Data provided –
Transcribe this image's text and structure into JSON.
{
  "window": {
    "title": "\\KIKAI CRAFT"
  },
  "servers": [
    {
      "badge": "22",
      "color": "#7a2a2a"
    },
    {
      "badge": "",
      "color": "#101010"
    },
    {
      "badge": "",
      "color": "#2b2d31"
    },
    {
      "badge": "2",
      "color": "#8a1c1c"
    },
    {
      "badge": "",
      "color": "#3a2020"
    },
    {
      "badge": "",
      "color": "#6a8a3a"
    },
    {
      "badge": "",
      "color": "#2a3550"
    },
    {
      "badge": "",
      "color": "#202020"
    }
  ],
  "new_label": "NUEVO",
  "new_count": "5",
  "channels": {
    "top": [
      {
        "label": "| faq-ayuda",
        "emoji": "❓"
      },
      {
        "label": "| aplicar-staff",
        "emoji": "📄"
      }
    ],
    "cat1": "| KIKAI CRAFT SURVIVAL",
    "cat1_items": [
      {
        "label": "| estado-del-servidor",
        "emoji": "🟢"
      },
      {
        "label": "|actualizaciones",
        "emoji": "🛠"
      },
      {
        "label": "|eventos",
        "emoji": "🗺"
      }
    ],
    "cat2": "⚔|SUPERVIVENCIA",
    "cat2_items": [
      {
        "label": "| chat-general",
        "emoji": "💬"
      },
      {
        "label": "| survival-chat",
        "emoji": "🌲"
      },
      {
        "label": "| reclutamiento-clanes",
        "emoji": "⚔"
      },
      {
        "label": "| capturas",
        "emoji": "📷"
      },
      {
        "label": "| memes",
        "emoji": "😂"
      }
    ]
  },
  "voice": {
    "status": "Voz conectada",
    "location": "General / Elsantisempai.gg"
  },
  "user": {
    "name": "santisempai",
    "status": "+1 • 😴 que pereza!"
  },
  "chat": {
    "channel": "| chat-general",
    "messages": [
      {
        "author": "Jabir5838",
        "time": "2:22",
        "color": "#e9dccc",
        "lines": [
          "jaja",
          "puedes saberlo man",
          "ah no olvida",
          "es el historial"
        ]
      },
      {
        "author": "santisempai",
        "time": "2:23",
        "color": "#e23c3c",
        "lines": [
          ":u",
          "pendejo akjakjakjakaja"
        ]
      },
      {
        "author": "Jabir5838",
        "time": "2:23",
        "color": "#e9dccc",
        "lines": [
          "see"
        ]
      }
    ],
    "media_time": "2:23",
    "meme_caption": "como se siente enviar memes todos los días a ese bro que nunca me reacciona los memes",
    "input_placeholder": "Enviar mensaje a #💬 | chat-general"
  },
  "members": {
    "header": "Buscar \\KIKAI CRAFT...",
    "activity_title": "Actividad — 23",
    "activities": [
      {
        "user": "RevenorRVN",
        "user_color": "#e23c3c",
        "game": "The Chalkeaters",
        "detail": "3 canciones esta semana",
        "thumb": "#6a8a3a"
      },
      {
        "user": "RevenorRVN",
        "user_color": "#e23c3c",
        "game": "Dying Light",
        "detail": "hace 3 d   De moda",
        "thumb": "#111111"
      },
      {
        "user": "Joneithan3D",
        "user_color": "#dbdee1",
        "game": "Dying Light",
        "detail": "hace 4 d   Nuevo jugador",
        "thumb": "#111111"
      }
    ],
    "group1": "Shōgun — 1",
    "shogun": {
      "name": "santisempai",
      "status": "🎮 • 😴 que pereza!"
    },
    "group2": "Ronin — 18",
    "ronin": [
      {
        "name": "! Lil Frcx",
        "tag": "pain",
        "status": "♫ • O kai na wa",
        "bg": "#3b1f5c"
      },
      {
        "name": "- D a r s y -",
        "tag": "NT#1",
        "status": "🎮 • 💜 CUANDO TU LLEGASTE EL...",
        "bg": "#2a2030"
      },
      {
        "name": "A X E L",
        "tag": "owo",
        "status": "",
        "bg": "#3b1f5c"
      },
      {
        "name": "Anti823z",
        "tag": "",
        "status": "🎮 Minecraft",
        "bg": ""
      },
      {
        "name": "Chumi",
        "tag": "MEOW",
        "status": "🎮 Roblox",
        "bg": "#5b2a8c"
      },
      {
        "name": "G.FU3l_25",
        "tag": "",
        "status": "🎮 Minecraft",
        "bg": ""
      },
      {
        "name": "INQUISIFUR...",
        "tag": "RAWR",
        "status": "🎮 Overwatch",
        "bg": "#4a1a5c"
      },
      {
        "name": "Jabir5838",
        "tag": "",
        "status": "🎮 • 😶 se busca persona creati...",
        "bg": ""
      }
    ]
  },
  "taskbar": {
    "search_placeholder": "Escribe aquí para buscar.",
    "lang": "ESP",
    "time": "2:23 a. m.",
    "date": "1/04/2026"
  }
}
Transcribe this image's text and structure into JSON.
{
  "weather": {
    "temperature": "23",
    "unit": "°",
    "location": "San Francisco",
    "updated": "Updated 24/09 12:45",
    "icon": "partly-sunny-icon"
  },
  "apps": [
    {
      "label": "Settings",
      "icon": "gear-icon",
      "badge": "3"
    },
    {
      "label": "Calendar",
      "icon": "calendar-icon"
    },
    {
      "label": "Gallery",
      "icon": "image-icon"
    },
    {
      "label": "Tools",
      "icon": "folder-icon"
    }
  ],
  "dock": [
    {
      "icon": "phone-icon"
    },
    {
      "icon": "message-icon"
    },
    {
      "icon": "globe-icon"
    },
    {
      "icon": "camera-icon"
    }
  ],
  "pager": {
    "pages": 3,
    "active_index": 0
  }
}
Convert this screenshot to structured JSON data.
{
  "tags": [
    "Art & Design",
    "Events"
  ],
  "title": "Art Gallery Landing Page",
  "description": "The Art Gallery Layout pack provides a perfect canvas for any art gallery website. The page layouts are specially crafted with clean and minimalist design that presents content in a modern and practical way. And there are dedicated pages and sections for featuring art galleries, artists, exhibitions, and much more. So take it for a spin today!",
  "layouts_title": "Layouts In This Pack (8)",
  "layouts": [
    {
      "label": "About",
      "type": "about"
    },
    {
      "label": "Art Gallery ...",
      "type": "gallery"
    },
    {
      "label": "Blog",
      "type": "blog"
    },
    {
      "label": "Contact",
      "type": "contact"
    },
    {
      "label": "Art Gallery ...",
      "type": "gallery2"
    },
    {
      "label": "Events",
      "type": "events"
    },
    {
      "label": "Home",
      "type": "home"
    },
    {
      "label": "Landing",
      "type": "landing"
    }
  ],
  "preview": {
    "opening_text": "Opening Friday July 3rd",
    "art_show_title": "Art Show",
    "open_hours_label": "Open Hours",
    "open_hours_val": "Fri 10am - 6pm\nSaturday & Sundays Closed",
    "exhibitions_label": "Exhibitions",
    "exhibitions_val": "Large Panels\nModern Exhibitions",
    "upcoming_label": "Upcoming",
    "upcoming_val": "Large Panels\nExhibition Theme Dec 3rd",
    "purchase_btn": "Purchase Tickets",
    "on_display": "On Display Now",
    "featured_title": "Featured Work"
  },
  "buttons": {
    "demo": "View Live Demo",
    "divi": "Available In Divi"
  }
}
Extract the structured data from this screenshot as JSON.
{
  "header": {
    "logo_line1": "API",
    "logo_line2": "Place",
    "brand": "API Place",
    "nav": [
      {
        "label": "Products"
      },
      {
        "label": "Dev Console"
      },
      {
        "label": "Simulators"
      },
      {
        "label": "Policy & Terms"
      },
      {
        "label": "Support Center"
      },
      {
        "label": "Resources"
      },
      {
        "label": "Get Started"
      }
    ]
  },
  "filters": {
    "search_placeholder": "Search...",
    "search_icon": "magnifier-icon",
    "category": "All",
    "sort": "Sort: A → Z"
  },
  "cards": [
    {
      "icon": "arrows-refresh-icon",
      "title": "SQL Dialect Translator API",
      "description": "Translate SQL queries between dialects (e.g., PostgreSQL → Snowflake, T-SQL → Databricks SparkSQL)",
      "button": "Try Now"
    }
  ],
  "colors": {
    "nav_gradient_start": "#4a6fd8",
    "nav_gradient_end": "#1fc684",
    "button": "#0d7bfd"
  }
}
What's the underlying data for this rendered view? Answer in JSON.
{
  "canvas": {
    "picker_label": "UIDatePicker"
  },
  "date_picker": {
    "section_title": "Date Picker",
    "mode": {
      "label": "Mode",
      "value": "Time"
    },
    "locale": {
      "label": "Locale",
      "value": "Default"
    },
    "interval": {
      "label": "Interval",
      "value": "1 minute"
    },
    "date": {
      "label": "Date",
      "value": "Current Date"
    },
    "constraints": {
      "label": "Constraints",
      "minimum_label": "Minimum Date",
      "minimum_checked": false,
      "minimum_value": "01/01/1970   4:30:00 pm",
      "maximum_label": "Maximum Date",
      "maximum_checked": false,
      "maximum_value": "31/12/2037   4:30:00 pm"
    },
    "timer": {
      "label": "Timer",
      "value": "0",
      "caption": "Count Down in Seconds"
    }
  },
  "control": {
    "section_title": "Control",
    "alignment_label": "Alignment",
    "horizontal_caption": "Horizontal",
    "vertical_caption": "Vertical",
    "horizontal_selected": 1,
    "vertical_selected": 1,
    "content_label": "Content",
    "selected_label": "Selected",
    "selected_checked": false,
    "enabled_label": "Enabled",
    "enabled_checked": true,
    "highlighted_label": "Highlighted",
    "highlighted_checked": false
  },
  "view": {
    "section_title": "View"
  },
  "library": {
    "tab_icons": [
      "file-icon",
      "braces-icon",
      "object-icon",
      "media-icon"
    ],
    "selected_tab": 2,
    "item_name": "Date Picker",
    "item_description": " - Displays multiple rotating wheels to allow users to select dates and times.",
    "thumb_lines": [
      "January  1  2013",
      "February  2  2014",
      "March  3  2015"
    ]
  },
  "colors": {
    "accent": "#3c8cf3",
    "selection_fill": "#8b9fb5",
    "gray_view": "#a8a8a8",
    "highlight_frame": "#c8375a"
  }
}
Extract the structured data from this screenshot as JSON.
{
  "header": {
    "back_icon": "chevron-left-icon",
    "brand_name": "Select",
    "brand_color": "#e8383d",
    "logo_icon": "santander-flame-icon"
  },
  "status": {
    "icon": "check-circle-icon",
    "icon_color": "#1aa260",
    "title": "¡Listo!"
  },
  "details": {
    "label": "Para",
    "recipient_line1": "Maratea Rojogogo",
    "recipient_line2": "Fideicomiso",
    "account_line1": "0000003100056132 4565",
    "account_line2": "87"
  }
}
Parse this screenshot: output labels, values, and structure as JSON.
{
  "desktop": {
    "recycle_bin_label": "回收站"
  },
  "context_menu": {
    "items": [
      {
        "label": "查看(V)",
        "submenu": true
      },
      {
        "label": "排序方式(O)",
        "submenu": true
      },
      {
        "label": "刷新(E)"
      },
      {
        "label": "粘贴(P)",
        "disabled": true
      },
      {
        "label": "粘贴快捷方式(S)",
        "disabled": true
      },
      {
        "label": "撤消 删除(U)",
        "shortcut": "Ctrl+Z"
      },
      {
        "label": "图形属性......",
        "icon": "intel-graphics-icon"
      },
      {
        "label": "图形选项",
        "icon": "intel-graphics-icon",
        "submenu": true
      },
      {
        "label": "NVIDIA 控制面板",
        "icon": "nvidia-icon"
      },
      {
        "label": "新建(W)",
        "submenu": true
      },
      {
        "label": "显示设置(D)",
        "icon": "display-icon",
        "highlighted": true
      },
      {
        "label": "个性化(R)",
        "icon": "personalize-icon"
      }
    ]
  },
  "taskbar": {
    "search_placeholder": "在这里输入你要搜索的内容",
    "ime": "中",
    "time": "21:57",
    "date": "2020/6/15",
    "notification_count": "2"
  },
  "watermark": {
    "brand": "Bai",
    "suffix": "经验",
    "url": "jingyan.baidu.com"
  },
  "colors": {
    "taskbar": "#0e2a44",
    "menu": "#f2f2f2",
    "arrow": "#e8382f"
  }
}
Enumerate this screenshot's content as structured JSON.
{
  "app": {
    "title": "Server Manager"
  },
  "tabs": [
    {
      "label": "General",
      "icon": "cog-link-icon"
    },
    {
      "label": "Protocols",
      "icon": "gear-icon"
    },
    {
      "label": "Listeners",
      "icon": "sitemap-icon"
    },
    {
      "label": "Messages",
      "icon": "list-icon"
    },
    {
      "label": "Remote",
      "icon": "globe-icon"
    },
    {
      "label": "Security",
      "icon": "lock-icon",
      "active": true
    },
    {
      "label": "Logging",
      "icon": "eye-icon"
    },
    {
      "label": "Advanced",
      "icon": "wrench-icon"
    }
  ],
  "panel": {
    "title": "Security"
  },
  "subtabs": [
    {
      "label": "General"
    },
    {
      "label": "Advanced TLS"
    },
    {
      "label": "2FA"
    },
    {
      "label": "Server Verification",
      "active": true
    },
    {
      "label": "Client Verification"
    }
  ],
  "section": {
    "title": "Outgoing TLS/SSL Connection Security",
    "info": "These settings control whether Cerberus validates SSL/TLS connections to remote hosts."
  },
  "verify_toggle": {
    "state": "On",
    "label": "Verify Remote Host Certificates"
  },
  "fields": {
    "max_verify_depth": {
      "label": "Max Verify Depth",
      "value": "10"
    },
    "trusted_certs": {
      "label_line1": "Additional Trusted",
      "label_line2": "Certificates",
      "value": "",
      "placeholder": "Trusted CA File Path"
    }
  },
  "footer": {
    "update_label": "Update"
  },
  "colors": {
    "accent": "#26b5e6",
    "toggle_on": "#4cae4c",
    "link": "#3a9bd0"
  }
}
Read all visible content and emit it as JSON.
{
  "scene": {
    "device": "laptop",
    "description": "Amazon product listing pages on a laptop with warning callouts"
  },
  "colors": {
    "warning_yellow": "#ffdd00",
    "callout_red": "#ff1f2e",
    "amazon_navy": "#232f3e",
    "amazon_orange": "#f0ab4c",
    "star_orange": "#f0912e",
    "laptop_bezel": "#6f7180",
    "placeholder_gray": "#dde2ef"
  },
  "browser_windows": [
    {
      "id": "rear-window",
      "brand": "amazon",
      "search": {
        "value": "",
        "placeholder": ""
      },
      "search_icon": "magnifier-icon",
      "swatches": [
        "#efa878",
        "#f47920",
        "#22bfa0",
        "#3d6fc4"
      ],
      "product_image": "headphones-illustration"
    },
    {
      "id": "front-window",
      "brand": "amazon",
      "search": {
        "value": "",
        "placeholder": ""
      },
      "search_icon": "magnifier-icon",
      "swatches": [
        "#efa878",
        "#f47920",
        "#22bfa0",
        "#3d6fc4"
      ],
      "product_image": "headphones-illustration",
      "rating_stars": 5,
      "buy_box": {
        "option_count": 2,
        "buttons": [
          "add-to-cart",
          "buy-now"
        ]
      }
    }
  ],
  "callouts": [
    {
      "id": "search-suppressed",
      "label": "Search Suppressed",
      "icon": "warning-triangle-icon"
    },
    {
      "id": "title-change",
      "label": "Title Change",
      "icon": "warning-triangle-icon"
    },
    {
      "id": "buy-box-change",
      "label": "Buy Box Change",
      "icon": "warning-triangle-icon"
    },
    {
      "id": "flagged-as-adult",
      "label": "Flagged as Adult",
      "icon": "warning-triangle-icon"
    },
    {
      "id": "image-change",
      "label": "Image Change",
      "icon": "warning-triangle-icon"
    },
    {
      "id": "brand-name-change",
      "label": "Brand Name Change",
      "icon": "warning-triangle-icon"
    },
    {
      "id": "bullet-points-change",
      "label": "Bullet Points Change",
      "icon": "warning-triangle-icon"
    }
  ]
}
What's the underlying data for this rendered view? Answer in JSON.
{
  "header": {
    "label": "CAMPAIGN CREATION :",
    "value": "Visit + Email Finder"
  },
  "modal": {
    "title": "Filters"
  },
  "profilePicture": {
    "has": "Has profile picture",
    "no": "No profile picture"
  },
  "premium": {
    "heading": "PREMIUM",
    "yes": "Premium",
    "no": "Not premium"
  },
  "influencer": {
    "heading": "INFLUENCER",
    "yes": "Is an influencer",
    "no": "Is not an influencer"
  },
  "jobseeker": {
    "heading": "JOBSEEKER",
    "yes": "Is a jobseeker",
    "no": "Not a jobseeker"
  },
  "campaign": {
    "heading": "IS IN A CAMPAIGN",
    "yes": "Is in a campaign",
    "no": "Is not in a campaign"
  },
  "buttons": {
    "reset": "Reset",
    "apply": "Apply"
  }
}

Task statement – Tell how many lines of the data above hold the string "memes". Give only the number.

Task result – 2